Problem details:
Show all lines of the listing that hold the word "Cunha".

Data in this exercise:
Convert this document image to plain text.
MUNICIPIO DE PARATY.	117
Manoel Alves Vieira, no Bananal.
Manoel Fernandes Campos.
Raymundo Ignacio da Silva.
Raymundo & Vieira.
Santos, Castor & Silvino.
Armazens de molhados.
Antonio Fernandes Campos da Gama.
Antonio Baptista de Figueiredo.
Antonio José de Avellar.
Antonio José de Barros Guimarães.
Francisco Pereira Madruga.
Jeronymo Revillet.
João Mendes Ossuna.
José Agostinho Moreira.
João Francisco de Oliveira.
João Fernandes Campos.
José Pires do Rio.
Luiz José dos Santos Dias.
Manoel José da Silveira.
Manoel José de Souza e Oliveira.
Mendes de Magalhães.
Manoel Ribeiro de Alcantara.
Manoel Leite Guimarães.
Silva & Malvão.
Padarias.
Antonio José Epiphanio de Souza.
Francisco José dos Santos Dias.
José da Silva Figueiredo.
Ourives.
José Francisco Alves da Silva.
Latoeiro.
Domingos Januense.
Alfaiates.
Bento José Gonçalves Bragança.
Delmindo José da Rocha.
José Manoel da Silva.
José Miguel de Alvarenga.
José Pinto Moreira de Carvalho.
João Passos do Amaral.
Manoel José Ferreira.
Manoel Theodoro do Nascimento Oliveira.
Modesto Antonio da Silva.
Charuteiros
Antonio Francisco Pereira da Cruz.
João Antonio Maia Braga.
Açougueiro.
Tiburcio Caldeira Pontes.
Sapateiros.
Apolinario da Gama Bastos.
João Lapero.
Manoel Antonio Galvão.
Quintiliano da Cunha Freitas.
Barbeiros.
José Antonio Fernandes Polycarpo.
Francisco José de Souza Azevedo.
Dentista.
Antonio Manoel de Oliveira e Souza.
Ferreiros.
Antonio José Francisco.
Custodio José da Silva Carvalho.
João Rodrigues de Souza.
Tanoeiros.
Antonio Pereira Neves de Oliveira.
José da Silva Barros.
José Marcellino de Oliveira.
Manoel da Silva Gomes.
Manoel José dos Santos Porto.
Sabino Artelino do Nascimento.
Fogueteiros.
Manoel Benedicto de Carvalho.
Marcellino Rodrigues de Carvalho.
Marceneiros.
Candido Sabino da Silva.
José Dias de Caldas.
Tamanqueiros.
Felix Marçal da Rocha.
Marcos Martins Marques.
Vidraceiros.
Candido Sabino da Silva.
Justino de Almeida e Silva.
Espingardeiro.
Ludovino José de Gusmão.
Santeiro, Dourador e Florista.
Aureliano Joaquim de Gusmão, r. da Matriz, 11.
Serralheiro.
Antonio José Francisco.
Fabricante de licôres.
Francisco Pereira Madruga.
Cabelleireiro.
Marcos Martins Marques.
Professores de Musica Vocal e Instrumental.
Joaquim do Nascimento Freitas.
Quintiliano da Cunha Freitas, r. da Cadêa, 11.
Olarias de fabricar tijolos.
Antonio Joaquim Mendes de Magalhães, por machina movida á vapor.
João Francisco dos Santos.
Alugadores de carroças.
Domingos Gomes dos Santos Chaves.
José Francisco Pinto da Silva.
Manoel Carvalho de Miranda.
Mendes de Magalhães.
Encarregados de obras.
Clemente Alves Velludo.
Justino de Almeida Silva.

Solution for this problem:
Quintiliano da Cunha Freitas.
Quintiliano da Cunha Freitas, r. da Cadêa, 11.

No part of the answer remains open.